● TASK REQUIREMENTS: Reproduce verbatim the entries from the line containing "Enumerate the UI" through the line containing "name-label-2: 名前 <box>88 305 116 321</box>", with both of those lines included.

● ROWS:
==============================
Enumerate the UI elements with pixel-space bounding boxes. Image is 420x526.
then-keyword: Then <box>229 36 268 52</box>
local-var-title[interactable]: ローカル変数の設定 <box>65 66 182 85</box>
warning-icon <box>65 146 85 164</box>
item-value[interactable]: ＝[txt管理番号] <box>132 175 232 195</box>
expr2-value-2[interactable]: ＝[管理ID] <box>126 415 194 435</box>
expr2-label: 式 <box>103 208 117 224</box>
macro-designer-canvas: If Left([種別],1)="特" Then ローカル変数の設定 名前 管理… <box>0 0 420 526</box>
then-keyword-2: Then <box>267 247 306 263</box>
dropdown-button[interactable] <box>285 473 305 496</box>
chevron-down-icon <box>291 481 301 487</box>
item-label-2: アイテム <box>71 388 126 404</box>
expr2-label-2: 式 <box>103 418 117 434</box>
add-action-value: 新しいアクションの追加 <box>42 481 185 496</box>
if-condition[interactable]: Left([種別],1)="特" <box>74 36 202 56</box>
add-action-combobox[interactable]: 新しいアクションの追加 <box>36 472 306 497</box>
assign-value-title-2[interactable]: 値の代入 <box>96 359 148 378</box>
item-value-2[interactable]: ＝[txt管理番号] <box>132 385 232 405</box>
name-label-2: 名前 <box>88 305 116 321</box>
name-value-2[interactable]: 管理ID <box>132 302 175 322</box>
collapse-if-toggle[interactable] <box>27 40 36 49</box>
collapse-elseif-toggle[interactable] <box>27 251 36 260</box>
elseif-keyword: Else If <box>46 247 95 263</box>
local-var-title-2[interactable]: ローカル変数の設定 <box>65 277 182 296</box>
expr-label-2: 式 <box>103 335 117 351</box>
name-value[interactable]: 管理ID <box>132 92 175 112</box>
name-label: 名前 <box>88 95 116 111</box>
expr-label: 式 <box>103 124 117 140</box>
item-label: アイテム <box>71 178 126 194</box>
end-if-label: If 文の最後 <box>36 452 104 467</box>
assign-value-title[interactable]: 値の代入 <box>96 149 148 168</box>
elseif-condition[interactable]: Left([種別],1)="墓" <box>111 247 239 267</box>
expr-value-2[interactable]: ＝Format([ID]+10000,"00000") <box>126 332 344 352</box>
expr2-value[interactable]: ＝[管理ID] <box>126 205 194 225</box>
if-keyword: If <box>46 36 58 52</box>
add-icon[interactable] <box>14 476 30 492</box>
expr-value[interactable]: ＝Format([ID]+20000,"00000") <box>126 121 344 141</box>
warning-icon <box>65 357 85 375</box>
==============================
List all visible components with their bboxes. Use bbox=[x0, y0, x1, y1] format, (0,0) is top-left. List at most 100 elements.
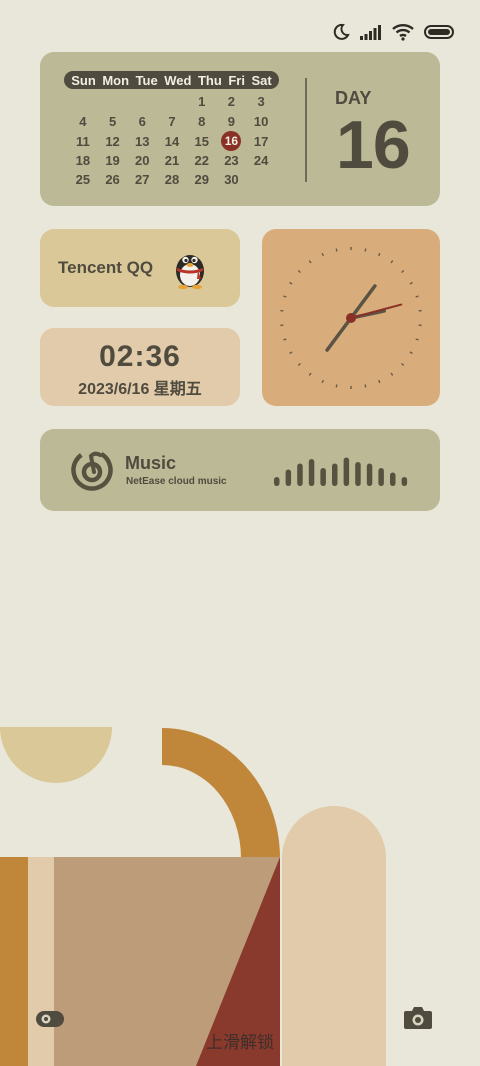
==============================
● TASK SOLUTION:
Enumerate the UI elements with pixel-space bounding boxes. Image is 420x526.
then-keyword: Then <box>229 36 268 52</box>
local-var-title[interactable]: ローカル変数の設定 <box>65 66 182 85</box>
warning-icon <box>65 146 85 164</box>
item-value[interactable]: ＝[txt管理番号] <box>132 175 232 195</box>
expr2-value-2[interactable]: ＝[管理ID] <box>126 415 194 435</box>
expr2-label: 式 <box>103 208 117 224</box>
macro-designer-canvas: If Left([種別],1)="特" Then ローカル変数の設定 名前 管理… <box>0 0 420 526</box>
then-keyword-2: Then <box>267 247 306 263</box>
dropdown-button[interactable] <box>285 473 305 496</box>
chevron-down-icon <box>291 481 301 487</box>
item-label-2: アイテム <box>71 388 126 404</box>
expr2-label-2: 式 <box>103 418 117 434</box>
add-action-value: 新しいアクションの追加 <box>42 481 185 496</box>
if-condition[interactable]: Left([種別],1)="特" <box>74 36 202 56</box>
add-action-combobox[interactable]: 新しいアクションの追加 <box>36 472 306 497</box>
assign-value-title-2[interactable]: 値の代入 <box>96 359 148 378</box>
item-value-2[interactable]: ＝[txt管理番号] <box>132 385 232 405</box>
name-label-2: 名前 <box>88 305 116 321</box>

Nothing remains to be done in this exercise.